_GIVEN PROBLEM_. Every entry that follows needs to be repeated exactly.

┄┄┄┄┄┄┄┄┄┄┄┄┄┄┄┄┄┄┄┄

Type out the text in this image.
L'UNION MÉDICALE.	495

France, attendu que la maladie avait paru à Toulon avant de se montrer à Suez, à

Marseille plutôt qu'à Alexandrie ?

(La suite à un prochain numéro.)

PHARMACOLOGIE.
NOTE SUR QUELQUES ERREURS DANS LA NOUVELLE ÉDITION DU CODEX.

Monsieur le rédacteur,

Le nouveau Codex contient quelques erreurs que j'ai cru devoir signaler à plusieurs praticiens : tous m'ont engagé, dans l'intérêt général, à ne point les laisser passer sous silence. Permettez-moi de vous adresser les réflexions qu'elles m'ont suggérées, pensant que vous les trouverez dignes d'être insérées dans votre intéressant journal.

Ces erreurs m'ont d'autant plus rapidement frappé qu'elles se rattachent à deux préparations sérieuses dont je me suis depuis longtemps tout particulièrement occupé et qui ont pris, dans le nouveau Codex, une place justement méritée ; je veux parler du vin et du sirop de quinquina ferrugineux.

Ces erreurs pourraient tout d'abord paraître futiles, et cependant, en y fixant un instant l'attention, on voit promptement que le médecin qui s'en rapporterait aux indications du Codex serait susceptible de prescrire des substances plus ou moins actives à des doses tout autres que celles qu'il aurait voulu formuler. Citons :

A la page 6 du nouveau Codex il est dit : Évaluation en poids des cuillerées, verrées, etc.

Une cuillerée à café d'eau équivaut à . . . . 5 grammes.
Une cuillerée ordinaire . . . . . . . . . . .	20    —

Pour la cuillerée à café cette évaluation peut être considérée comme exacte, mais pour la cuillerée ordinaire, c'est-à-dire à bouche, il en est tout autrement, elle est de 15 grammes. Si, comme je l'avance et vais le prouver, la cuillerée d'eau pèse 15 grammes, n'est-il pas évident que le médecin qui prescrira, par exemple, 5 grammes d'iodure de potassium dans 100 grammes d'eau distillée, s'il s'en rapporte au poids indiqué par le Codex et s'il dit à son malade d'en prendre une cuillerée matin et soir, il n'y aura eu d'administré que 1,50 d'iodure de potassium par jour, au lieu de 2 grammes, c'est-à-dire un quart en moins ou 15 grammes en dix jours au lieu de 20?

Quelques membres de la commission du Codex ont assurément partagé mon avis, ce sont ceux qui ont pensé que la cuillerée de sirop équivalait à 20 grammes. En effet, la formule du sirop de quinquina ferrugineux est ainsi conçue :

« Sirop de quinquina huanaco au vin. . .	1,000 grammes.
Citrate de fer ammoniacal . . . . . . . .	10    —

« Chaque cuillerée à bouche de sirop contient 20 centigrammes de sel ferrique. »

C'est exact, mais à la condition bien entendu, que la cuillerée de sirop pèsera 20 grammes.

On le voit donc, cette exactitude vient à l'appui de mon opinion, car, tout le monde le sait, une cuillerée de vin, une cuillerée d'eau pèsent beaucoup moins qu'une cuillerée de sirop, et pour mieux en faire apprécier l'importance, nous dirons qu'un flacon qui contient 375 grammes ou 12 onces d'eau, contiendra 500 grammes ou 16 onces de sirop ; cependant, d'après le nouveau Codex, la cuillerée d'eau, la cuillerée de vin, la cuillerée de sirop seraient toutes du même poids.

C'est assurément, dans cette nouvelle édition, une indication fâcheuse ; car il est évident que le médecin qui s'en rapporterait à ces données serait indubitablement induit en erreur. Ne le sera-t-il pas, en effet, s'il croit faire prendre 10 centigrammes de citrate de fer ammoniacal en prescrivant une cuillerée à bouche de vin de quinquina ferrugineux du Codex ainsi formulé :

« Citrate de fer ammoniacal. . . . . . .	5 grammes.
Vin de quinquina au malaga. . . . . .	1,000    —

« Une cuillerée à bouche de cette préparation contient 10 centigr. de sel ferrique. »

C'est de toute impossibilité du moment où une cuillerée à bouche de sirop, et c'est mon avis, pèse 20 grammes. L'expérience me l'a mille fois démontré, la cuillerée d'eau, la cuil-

┄┄┄┄┄┄┄┄┄┄┄┄┄┄┄┄┄┄┄┄

_RESPONSE TO THE TASK_.
Type out the text in this image.
L'UNION MÉDICALE.	495

France, attendu que la maladie avait paru à Toulon avant de se montrer à Suez, à

Marseille plutôt qu'à Alexandrie ?

(La suite à un prochain numéro.)

PHARMACOLOGIE.
NOTE SUR QUELQUES ERREURS DANS LA NOUVELLE ÉDITION DU CODEX.

Monsieur le rédacteur,

Le nouveau Codex contient quelques erreurs que j'ai cru devoir signaler à plusieurs praticiens : tous m'ont engagé, dans l'intérêt général, à ne point les laisser passer sous silence. Permettez-moi de vous adresser les réflexions qu'elles m'ont suggérées, pensant que vous les trouverez dignes d'être insérées dans votre intéressant journal.

Ces erreurs m'ont d'autant plus rapidement frappé qu'elles se rattachent à deux préparations sérieuses dont je me suis depuis longtemps tout particulièrement occupé et qui ont pris, dans le nouveau Codex, une place justement méritée ; je veux parler du vin et du sirop de quinquina ferrugineux.

Ces erreurs pourraient tout d'abord paraître futiles, et cependant, en y fixant un instant l'attention, on voit promptement que le médecin qui s'en rapporterait aux indications du Codex serait susceptible de prescrire des substances plus ou moins actives à des doses tout autres que celles qu'il aurait voulu formuler. Citons :

A la page 6 du nouveau Codex il est dit : Évaluation en poids des cuillerées, verrées, etc.

Une cuillerée à café d'eau équivaut à . . . . 5 grammes.
Une cuillerée ordinaire . . . . . . . . . . .	20    —

Pour la cuillerée à café cette évaluation peut être considérée comme exacte, mais pour la cuillerée ordinaire, c'est-à-dire à bouche, il en est tout autrement, elle est de 15 grammes. Si, comme je l'avance et vais le prouver, la cuillerée d'eau pèse 15 grammes, n'est-il pas évident que le médecin qui prescrira, par exemple, 5 grammes d'iodure de potassium dans 100 grammes d'eau distillée, s'il s'en rapporte au poids indiqué par le Codex et s'il dit à son malade d'en prendre une cuillerée matin et soir, il n'y aura eu d'administré que 1,50 d'iodure de potassium par jour, au lieu de 2 grammes, c'est-à-dire un quart en moins ou 15 grammes en dix jours au lieu de 20?

Quelques membres de la commission du Codex ont assurément partagé mon avis, ce sont ceux qui ont pensé que la cuillerée de sirop équivalait à 20 grammes. En effet, la formule du sirop de quinquina ferrugineux est ainsi conçue :

« Sirop de quinquina huanaco au vin. . .	1,000 grammes.
Citrate de fer ammoniacal . . . . . . . .	10    —

« Chaque cuillerée à bouche de sirop contient 20 centigrammes de sel ferrique. »

C'est exact, mais à la condition bien entendu, que la cuillerée de sirop pèsera 20 grammes.

On le voit donc, cette exactitude vient à l'appui de mon opinion, car, tout le monde le sait, une cuillerée de vin, une cuillerée d'eau pèsent beaucoup moins qu'une cuillerée de sirop, et pour mieux en faire apprécier l'importance, nous dirons qu'un flacon qui contient 375 grammes ou 12 onces d'eau, contiendra 500 grammes ou 16 onces de sirop ; cependant, d'après le nouveau Codex, la cuillerée d'eau, la cuillerée de vin, la cuillerée de sirop seraient toutes du même poids.

C'est assurément, dans cette nouvelle édition, une indication fâcheuse ; car il est évident que le médecin qui s'en rapporterait à ces données serait indubitablement induit en erreur. Ne le sera-t-il pas, en effet, s'il croit faire prendre 10 centigrammes de citrate de fer ammoniacal en prescrivant une cuillerée à bouche de vin de quinquina ferrugineux du Codex ainsi formulé :

« Citrate de fer ammoniacal. . . . . . .	5 grammes.
Vin de quinquina au malaga. . . . . .	1,000    —

« Une cuillerée à bouche de cette préparation contient 10 centigr. de sel ferrique. »

C'est de toute impossibilité du moment où une cuillerée à bouche de sirop, et c'est mon avis, pèse 20 grammes. L'expérience me l'a mille fois démontré, la cuillerée d'eau, la cuil-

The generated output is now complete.